> Exercise brief
Each record below is to be reproduced without any change.

(Extracted data entries)
◇ ◇ ◇ ◇

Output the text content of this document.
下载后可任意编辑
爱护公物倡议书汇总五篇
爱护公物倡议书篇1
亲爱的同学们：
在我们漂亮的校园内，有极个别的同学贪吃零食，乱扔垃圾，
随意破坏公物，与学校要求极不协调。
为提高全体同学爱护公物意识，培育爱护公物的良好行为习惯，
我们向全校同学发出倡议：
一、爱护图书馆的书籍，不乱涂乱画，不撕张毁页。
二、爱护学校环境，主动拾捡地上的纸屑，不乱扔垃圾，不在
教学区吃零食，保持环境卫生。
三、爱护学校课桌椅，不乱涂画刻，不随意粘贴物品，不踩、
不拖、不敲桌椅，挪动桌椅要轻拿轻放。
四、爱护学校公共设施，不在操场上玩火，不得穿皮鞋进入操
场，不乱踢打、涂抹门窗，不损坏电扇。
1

◇ ◇ ◇ ◇

> Completed exercise
Output the text content of this document.
下载后可任意编辑
爱护公物倡议书汇总五篇
爱护公物倡议书篇1
亲爱的同学们：
在我们漂亮的校园内，有极个别的同学贪吃零食，乱扔垃圾，
随意破坏公物，与学校要求极不协调。
为提高全体同学爱护公物意识，培育爱护公物的良好行为习惯，
我们向全校同学发出倡议：
一、爱护图书馆的书籍，不乱涂乱画，不撕张毁页。
二、爱护学校环境，主动拾捡地上的纸屑，不乱扔垃圾，不在
教学区吃零食，保持环境卫生。
三、爱护学校课桌椅，不乱涂画刻，不随意粘贴物品，不踩、
不拖、不敲桌椅，挪动桌椅要轻拿轻放。
四、爱护学校公共设施，不在操场上玩火，不得穿皮鞋进入操
场，不乱踢打、涂抹门窗，不损坏电扇。
1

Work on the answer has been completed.